[Figure collection entries]
** start **

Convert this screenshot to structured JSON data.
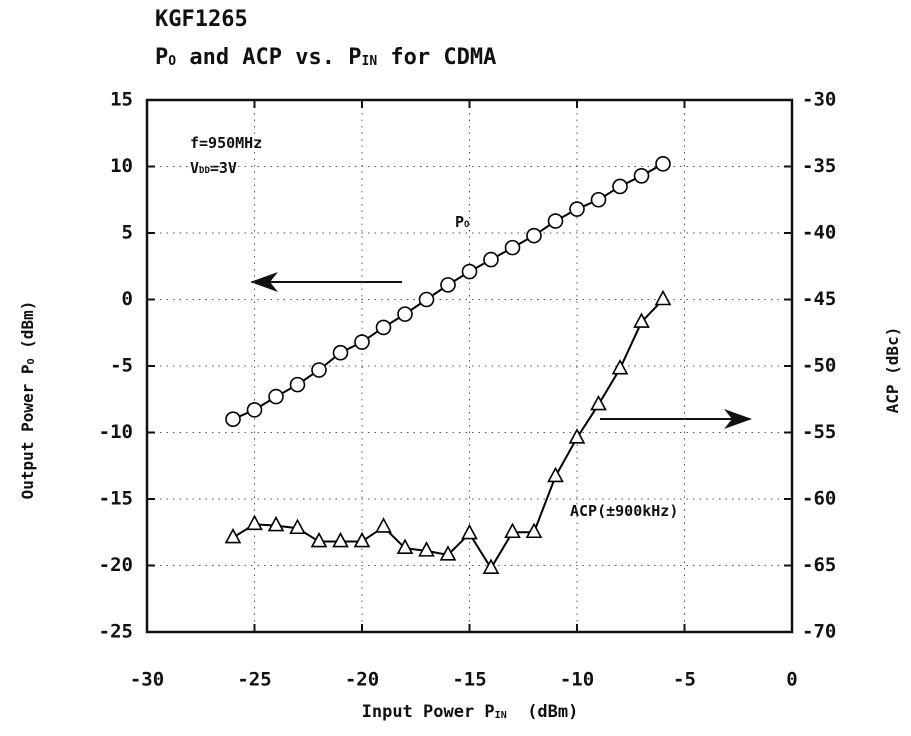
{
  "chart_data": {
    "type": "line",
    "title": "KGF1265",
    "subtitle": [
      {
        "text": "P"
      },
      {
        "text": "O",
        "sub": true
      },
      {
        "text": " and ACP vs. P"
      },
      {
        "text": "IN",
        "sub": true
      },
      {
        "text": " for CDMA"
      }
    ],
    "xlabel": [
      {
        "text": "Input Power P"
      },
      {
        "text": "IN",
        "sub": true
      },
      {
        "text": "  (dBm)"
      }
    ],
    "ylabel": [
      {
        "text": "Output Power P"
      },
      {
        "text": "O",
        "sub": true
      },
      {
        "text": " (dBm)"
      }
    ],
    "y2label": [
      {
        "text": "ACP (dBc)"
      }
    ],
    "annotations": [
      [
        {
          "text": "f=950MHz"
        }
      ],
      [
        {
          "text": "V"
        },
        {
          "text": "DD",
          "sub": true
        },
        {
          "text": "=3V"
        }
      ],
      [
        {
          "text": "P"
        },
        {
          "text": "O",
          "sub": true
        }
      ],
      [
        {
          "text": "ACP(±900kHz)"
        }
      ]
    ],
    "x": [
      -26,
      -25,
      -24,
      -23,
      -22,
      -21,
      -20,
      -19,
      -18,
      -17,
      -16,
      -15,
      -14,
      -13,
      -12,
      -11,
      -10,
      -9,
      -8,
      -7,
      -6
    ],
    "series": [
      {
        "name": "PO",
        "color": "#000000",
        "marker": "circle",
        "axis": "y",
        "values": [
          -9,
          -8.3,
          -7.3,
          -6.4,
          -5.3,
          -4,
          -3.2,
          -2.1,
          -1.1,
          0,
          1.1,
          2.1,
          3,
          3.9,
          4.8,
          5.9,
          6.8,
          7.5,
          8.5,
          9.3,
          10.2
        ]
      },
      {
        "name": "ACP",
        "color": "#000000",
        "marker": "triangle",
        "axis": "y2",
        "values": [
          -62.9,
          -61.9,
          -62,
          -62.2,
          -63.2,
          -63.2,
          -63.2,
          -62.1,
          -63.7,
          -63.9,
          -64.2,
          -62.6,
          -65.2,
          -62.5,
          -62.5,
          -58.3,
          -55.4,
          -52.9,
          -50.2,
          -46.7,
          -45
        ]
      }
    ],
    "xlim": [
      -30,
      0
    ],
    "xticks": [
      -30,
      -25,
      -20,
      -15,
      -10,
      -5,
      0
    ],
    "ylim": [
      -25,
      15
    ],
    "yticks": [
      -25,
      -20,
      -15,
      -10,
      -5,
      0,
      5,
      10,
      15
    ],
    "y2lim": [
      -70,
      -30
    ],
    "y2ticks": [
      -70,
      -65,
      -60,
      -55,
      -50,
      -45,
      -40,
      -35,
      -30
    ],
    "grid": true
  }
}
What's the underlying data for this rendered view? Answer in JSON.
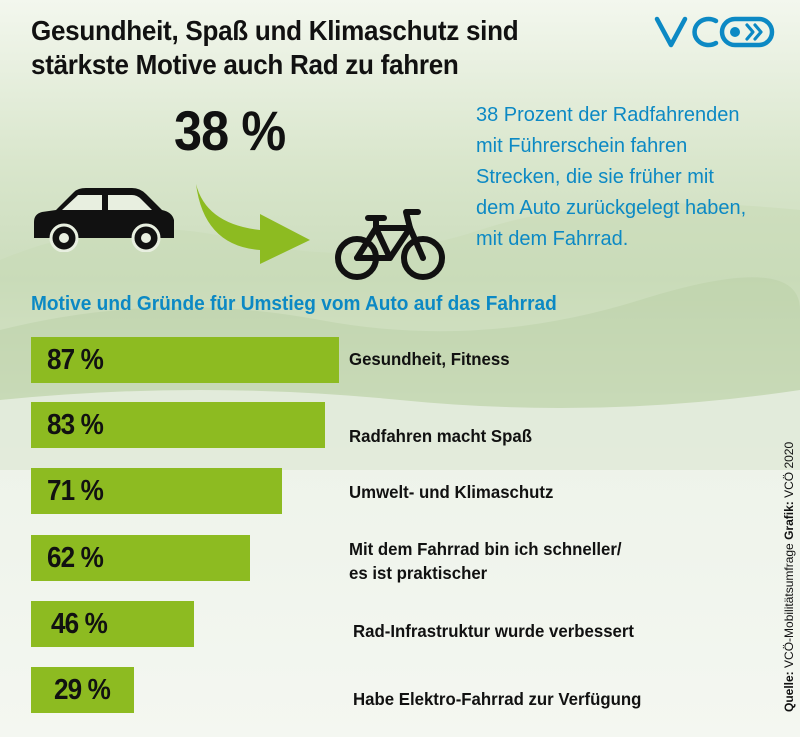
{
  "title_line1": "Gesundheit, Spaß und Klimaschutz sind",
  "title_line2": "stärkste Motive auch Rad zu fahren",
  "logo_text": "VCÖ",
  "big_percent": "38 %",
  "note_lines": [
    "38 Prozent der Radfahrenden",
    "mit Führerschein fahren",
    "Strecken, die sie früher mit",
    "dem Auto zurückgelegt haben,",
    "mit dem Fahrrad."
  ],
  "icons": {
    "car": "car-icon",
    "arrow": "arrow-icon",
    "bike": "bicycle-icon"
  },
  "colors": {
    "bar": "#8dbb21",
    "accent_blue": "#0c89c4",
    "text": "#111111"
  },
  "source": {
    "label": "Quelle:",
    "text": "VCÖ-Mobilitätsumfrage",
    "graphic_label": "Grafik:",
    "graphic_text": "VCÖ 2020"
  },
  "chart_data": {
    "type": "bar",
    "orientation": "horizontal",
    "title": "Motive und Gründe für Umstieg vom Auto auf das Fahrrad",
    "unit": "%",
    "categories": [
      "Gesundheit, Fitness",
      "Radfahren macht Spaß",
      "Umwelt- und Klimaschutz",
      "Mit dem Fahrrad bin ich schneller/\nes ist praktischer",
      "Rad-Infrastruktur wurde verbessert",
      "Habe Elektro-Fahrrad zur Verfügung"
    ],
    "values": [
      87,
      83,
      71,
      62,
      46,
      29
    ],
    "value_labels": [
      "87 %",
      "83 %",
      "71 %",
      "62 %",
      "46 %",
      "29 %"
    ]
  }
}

** end **

*What to work on:*
Report how many lines of the records above contain the word "Gesundheit", and give only that number.

*Worked answer:*
2